## start Excerpted data

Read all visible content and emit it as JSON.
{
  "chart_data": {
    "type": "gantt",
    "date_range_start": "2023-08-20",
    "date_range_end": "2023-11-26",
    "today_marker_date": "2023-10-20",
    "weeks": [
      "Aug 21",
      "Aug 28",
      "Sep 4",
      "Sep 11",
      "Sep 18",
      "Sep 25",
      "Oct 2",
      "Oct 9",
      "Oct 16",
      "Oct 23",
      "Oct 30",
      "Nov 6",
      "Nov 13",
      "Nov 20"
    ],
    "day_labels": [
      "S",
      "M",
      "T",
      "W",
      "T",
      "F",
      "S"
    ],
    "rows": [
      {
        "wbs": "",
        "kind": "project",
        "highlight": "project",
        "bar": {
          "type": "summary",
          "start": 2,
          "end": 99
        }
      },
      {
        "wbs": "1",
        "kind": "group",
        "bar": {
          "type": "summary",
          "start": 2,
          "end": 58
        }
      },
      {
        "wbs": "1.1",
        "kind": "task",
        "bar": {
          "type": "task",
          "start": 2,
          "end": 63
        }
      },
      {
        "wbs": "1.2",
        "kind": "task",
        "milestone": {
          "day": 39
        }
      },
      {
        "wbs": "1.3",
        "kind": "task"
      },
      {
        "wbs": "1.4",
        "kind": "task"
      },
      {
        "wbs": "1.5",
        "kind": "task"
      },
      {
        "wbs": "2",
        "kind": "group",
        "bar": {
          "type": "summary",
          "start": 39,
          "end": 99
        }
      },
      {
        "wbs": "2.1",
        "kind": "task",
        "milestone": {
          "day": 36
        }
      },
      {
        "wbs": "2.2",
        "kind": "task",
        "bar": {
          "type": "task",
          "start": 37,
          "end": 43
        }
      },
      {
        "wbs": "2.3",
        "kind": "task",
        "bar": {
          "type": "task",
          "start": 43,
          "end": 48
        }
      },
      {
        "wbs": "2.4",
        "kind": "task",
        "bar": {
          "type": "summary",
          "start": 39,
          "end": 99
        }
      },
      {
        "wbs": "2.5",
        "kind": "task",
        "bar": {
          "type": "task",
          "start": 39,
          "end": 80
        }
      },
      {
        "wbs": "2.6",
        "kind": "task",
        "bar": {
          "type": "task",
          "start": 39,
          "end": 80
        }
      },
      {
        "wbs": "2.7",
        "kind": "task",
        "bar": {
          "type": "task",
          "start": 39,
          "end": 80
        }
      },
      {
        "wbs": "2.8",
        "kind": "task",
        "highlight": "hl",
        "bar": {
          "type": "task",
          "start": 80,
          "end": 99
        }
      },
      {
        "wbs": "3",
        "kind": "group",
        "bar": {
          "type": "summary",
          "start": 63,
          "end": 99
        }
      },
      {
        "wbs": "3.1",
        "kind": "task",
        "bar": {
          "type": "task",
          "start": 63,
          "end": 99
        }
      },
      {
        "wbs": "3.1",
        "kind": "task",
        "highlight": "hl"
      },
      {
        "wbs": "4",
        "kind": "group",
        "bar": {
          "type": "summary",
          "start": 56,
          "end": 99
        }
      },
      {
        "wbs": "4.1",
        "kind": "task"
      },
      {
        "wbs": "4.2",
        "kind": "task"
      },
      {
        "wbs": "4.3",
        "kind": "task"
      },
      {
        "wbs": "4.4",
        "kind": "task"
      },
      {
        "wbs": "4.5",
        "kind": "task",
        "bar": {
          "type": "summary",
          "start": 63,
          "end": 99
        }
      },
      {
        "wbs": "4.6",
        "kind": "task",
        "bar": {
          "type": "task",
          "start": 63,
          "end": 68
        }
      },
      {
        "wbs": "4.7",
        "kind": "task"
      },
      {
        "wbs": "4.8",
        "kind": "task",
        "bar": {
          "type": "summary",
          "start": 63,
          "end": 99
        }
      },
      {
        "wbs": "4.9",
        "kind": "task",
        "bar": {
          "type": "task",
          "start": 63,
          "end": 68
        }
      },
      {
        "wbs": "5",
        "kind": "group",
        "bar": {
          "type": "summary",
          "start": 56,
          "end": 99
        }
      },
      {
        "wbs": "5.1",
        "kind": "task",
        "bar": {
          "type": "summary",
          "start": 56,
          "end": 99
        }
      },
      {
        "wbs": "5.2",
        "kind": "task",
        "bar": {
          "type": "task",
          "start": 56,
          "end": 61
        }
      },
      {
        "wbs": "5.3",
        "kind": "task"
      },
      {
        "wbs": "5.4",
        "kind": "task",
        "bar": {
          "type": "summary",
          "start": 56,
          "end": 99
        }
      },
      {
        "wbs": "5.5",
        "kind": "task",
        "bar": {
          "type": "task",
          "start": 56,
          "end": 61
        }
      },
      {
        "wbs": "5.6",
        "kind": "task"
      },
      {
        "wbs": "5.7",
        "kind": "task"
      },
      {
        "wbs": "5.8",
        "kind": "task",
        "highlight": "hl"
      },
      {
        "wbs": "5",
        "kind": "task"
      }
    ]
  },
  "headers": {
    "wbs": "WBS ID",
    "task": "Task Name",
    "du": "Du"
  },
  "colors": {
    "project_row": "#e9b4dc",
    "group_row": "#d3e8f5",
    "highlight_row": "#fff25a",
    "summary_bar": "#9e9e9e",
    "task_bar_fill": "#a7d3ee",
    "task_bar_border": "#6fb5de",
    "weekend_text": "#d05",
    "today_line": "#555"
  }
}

## end Excerpted data

* [Task goal]:
Without changing a word, restate the whole listing.

* [Complete answer]:
Read all visible content and emit it as JSON.
{
  "chart_data": {
    "type": "gantt",
    "date_range_start": "2023-08-20",
    "date_range_end": "2023-11-26",
    "today_marker_date": "2023-10-20",
    "weeks": [
      "Aug 21",
      "Aug 28",
      "Sep 4",
      "Sep 11",
      "Sep 18",
      "Sep 25",
      "Oct 2",
      "Oct 9",
      "Oct 16",
      "Oct 23",
      "Oct 30",
      "Nov 6",
      "Nov 13",
      "Nov 20"
    ],
    "day_labels": [
      "S",
      "M",
      "T",
      "W",
      "T",
      "F",
      "S"
    ],
    "rows": [
      {
        "wbs": "",
        "kind": "project",
        "highlight": "project",
        "bar": {
          "type": "summary",
          "start": 2,
          "end": 99
        }
      },
      {
        "wbs": "1",
        "kind": "group",
        "bar": {
          "type": "summary",
          "start": 2,
          "end": 58
        }
      },
      {
        "wbs": "1.1",
        "kind": "task",
        "bar": {
          "type": "task",
          "start": 2,
          "end": 63
        }
      },
      {
        "wbs": "1.2",
        "kind": "task",
        "milestone": {
          "day": 39
        }
      },
      {
        "wbs": "1.3",
        "kind": "task"
      },
      {
        "wbs": "1.4",
        "kind": "task"
      },
      {
        "wbs": "1.5",
        "kind": "task"
      },
      {
        "wbs": "2",
        "kind": "group",
        "bar": {
          "type": "summary",
          "start": 39,
          "end": 99
        }
      },
      {
        "wbs": "2.1",
        "kind": "task",
        "milestone": {
          "day": 36
        }
      },
      {
        "wbs": "2.2",
        "kind": "task",
        "bar": {
          "type": "task",
          "start": 37,
          "end": 43
        }
      },
      {
        "wbs": "2.3",
        "kind": "task",
        "bar": {
          "type": "task",
          "start": 43,
          "end": 48
        }
      },
      {
        "wbs": "2.4",
        "kind": "task",
        "bar": {
          "type": "summary",
          "start": 39,
          "end": 99
        }
      },
      {
        "wbs": "2.5",
        "kind": "task",
        "bar": {
          "type": "task",
          "start": 39,
          "end": 80
        }
      },
      {
        "wbs": "2.6",
        "kind": "task",
        "bar": {
          "type": "task",
          "start": 39,
          "end": 80
        }
      },
      {
        "wbs": "2.7",
        "kind": "task",
        "bar": {
          "type": "task",
          "start": 39,
          "end": 80
        }
      },
      {
        "wbs": "2.8",
        "kind": "task",
        "highlight": "hl",
        "bar": {
          "type": "task",
          "start": 80,
          "end": 99
        }
      },
      {
        "wbs": "3",
        "kind": "group",
        "bar": {
          "type": "summary",
          "start": 63,
          "end": 99
        }
      },
      {
        "wbs": "3.1",
        "kind": "task",
        "bar": {
          "type": "task",
          "start": 63,
          "end": 99
        }
      },
      {
        "wbs": "3.1",
        "kind": "task",
        "highlight": "hl"
      },
      {
        "wbs": "4",
        "kind": "group",
        "bar": {
          "type": "summary",
          "start": 56,
          "end": 99
        }
      },
      {
        "wbs": "4.1",
        "kind": "task"
      },
      {
        "wbs": "4.2",
        "kind": "task"
      },
      {
        "wbs": "4.3",
        "kind": "task"
      },
      {
        "wbs": "4.4",
        "kind": "task"
      },
      {
        "wbs": "4.5",
        "kind": "task",
        "bar": {
          "type": "summary",
          "start": 63,
          "end": 99
        }
      },
      {
        "wbs": "4.6",
        "kind": "task",
        "bar": {
          "type": "task",
          "start": 63,
          "end": 68
        }
      },
      {
        "wbs": "4.7",
        "kind": "task"
      },
      {
        "wbs": "4.8",
        "kind": "task",
        "bar": {
          "type": "summary",
          "start": 63,
          "end": 99
        }
      },
      {
        "wbs": "4.9",
        "kind": "task",
        "bar": {
          "type": "task",
          "start": 63,
          "end": 68
        }
      },
      {
        "wbs": "5",
        "kind": "group",
        "bar": {
          "type": "summary",
          "start": 56,
          "end": 99
        }
      },
      {
        "wbs": "5.1",
        "kind": "task",
        "bar": {
          "type": "summary",
          "start": 56,
          "end": 99
        }
      },
      {
        "wbs": "5.2",
        "kind": "task",
        "bar": {
          "type": "task",
          "start": 56,
          "end": 61
        }
      },
      {
        "wbs": "5.3",
        "kind": "task"
      },
      {
        "wbs": "5.4",
        "kind": "task",
        "bar": {
          "type": "summary",
          "start": 56,
          "end": 99
        }
      },
      {
        "wbs": "5.5",
        "kind": "task",
        "bar": {
          "type": "task",
          "start": 56,
          "end": 61
        }
      },
      {
        "wbs": "5.6",
        "kind": "task"
      },
      {
        "wbs": "5.7",
        "kind": "task"
      },
      {
        "wbs": "5.8",
        "kind": "task",
        "highlight": "hl"
      },
      {
        "wbs": "5",
        "kind": "task"
      }
    ]
  },
  "headers": {
    "wbs": "WBS ID",
    "task": "Task Name",
    "du": "Du"
  },
  "colors": {
    "project_row": "#e9b4dc",
    "group_row": "#d3e8f5",
    "highlight_row": "#fff25a",
    "summary_bar": "#9e9e9e",
    "task_bar_fill": "#a7d3ee",
    "task_bar_border": "#6fb5de",
    "weekend_text": "#d05",
    "today_line": "#555"
  }
}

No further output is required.